WORKING DATA =
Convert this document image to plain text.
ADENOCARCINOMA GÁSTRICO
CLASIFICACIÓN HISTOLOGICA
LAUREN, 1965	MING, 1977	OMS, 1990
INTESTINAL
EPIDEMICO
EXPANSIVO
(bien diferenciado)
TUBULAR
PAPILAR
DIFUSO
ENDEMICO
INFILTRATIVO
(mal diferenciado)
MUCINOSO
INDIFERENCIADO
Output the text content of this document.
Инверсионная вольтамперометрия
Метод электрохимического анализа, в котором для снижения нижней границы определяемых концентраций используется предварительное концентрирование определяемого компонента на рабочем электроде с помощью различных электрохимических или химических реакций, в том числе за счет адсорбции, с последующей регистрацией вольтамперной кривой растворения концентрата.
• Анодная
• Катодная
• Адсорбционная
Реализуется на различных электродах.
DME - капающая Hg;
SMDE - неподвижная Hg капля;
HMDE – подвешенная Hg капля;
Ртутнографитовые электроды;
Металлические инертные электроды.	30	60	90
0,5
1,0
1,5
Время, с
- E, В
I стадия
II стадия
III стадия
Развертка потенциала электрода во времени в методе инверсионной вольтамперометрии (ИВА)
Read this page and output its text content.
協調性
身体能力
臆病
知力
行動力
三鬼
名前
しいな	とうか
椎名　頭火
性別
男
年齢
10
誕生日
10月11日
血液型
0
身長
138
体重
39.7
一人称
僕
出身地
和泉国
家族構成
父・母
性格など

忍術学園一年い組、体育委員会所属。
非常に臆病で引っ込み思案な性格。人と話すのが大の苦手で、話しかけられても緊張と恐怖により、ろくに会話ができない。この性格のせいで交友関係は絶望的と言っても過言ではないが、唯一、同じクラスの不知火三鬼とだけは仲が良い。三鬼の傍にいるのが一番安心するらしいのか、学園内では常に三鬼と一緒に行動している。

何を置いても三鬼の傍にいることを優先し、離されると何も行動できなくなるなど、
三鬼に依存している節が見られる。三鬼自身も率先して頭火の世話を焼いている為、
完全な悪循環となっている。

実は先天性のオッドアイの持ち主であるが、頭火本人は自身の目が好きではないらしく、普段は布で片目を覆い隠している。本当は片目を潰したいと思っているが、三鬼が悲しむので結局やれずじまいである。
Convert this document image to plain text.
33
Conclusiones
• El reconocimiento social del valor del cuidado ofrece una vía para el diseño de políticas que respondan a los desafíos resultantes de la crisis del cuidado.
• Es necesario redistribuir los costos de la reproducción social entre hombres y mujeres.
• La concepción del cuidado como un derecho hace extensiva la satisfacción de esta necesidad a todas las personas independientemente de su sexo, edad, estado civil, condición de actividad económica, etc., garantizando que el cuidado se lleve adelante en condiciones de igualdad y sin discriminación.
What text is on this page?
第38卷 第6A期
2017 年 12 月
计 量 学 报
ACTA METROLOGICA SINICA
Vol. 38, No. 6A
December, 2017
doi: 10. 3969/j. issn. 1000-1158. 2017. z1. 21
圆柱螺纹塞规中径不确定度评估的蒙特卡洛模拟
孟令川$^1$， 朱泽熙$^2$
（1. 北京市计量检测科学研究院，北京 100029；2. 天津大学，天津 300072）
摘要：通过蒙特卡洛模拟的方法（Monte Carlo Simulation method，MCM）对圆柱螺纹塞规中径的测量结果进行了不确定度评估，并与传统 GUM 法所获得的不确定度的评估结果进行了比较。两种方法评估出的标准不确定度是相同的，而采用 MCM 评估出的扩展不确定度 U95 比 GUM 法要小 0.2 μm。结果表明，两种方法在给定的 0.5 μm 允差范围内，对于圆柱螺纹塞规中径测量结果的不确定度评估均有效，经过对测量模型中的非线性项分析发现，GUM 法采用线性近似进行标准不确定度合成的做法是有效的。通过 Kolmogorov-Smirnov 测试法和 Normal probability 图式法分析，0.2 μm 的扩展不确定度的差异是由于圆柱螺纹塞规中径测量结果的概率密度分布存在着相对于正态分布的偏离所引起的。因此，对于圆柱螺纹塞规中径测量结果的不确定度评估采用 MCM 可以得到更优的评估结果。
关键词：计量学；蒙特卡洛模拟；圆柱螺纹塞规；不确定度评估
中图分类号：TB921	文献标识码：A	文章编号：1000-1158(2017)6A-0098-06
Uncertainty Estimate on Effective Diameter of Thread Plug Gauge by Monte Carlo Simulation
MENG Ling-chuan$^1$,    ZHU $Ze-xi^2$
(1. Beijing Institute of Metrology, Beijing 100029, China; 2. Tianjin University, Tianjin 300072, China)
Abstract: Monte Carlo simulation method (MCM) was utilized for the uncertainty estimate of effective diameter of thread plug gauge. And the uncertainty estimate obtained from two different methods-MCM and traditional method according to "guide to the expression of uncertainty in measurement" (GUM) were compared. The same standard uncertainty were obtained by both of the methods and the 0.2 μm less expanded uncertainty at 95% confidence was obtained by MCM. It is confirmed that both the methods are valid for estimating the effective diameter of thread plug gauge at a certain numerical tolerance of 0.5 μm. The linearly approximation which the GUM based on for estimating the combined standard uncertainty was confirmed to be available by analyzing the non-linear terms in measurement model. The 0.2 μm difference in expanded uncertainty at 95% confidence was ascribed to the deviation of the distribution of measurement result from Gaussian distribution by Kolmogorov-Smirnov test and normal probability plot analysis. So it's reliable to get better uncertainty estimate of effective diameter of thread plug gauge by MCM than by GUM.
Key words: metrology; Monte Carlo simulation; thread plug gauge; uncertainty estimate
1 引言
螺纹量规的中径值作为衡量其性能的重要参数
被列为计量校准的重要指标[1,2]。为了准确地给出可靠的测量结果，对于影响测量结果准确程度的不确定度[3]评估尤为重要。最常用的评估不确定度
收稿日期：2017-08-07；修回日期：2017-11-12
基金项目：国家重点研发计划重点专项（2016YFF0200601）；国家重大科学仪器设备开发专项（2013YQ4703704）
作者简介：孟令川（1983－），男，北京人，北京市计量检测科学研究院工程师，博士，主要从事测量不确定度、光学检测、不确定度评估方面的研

WRITTEN EXERCISE = Repeat the listing exactly, from its first line to its last.

PROBLEM SOLUTION =
Convert this document image to plain text.
ADENOCARCINOMA GÁSTRICO
CLASIFICACIÓN HISTOLOGICA
LAUREN, 1965	MING, 1977	OMS, 1990
INTESTINAL
EPIDEMICO
EXPANSIVO
(bien diferenciado)
TUBULAR
PAPILAR
DIFUSO
ENDEMICO
INFILTRATIVO
(mal diferenciado)
MUCINOSO
INDIFERENCIADO
Output the text content of this document.
Инверсионная вольтамперометрия
Метод электрохимического анализа, в котором для снижения нижней границы определяемых концентраций используется предварительное концентрирование определяемого компонента на рабочем электроде с помощью различных электрохимических или химических реакций, в том числе за счет адсорбции, с последующей регистрацией вольтамперной кривой растворения концентрата.
• Анодная
• Катодная
• Адсорбционная
Реализуется на различных электродах.
DME - капающая Hg;
SMDE - неподвижная Hg капля;
HMDE – подвешенная Hg капля;
Ртутнографитовые электроды;
Металлические инертные электроды.	30	60	90
0,5
1,0
1,5
Время, с
- E, В
I стадия
II стадия
III стадия
Развертка потенциала электрода во времени в методе инверсионной вольтамперометрии (ИВА)
Read this page and output its text content.
協調性
身体能力
臆病
知力
行動力
三鬼
名前
しいな	とうか
椎名　頭火
性別
男
年齢
10
誕生日
10月11日
血液型
0
身長
138
体重
39.7
一人称
僕
出身地
和泉国
家族構成
父・母
性格など

忍術学園一年い組、体育委員会所属。
非常に臆病で引っ込み思案な性格。人と話すのが大の苦手で、話しかけられても緊張と恐怖により、ろくに会話ができない。この性格のせいで交友関係は絶望的と言っても過言ではないが、唯一、同じクラスの不知火三鬼とだけは仲が良い。三鬼の傍にいるのが一番安心するらしいのか、学園内では常に三鬼と一緒に行動している。

何を置いても三鬼の傍にいることを優先し、離されると何も行動できなくなるなど、
三鬼に依存している節が見られる。三鬼自身も率先して頭火の世話を焼いている為、
完全な悪循環となっている。

実は先天性のオッドアイの持ち主であるが、頭火本人は自身の目が好きではないらしく、普段は布で片目を覆い隠している。本当は片目を潰したいと思っているが、三鬼が悲しむので結局やれずじまいである。
Convert this document image to plain text.
33
Conclusiones
• El reconocimiento social del valor del cuidado ofrece una vía para el diseño de políticas que respondan a los desafíos resultantes de la crisis del cuidado.
• Es necesario redistribuir los costos de la reproducción social entre hombres y mujeres.
• La concepción del cuidado como un derecho hace extensiva la satisfacción de esta necesidad a todas las personas independientemente de su sexo, edad, estado civil, condición de actividad económica, etc., garantizando que el cuidado se lleve adelante en condiciones de igualdad y sin discriminación.
What text is on this page?
第38卷 第6A期
2017 年 12 月
计 量 学 报
ACTA METROLOGICA SINICA
Vol. 38, No. 6A
December, 2017
doi: 10. 3969/j. issn. 1000-1158. 2017. z1. 21
圆柱螺纹塞规中径不确定度评估的蒙特卡洛模拟
孟令川$^1$， 朱泽熙$^2$
（1. 北京市计量检测科学研究院，北京 100029；2. 天津大学，天津 300072）
摘要：通过蒙特卡洛模拟的方法（Monte Carlo Simulation method，MCM）对圆柱螺纹塞规中径的测量结果进行了不确定度评估，并与传统 GUM 法所获得的不确定度的评估结果进行了比较。两种方法评估出的标准不确定度是相同的，而采用 MCM 评估出的扩展不确定度 U95 比 GUM 法要小 0.2 μm。结果表明，两种方法在给定的 0.5 μm 允差范围内，对于圆柱螺纹塞规中径测量结果的不确定度评估均有效，经过对测量模型中的非线性项分析发现，GUM 法采用线性近似进行标准不确定度合成的做法是有效的。通过 Kolmogorov-Smirnov 测试法和 Normal probability 图式法分析，0.2 μm 的扩展不确定度的差异是由于圆柱螺纹塞规中径测量结果的概率密度分布存在着相对于正态分布的偏离所引起的。因此，对于圆柱螺纹塞规中径测量结果的不确定度评估采用 MCM 可以得到更优的评估结果。
关键词：计量学；蒙特卡洛模拟；圆柱螺纹塞规；不确定度评估
中图分类号：TB921	文献标识码：A	文章编号：1000-1158(2017)6A-0098-06
Uncertainty Estimate on Effective Diameter of Thread Plug Gauge by Monte Carlo Simulation
MENG Ling-chuan$^1$,    ZHU $Ze-xi^2$
(1. Beijing Institute of Metrology, Beijing 100029, China; 2. Tianjin University, Tianjin 300072, China)
Abstract: Monte Carlo simulation method (MCM) was utilized for the uncertainty estimate of effective diameter of thread plug gauge. And the uncertainty estimate obtained from two different methods-MCM and traditional method according to "guide to the expression of uncertainty in measurement" (GUM) were compared. The same standard uncertainty were obtained by both of the methods and the 0.2 μm less expanded uncertainty at 95% confidence was obtained by MCM. It is confirmed that both the methods are valid for estimating the effective diameter of thread plug gauge at a certain numerical tolerance of 0.5 μm. The linearly approximation which the GUM based on for estimating the combined standard uncertainty was confirmed to be available by analyzing the non-linear terms in measurement model. The 0.2 μm difference in expanded uncertainty at 95% confidence was ascribed to the deviation of the distribution of measurement result from Gaussian distribution by Kolmogorov-Smirnov test and normal probability plot analysis. So it's reliable to get better uncertainty estimate of effective diameter of thread plug gauge by MCM than by GUM.
Key words: metrology; Monte Carlo simulation; thread plug gauge; uncertainty estimate
1 引言
螺纹量规的中径值作为衡量其性能的重要参数
被列为计量校准的重要指标[1,2]。为了准确地给出可靠的测量结果，对于影响测量结果准确程度的不确定度[3]评估尤为重要。最常用的评估不确定度
收稿日期：2017-08-07；修回日期：2017-11-12
基金项目：国家重点研发计划重点专项（2016YFF0200601）；国家重大科学仪器设备开发专项（2013YQ4703704）
作者简介：孟令川（1983－），男，北京人，北京市计量检测科学研究院工程师，博士，主要从事测量不确定度、光学检测、不确定度评估方面的研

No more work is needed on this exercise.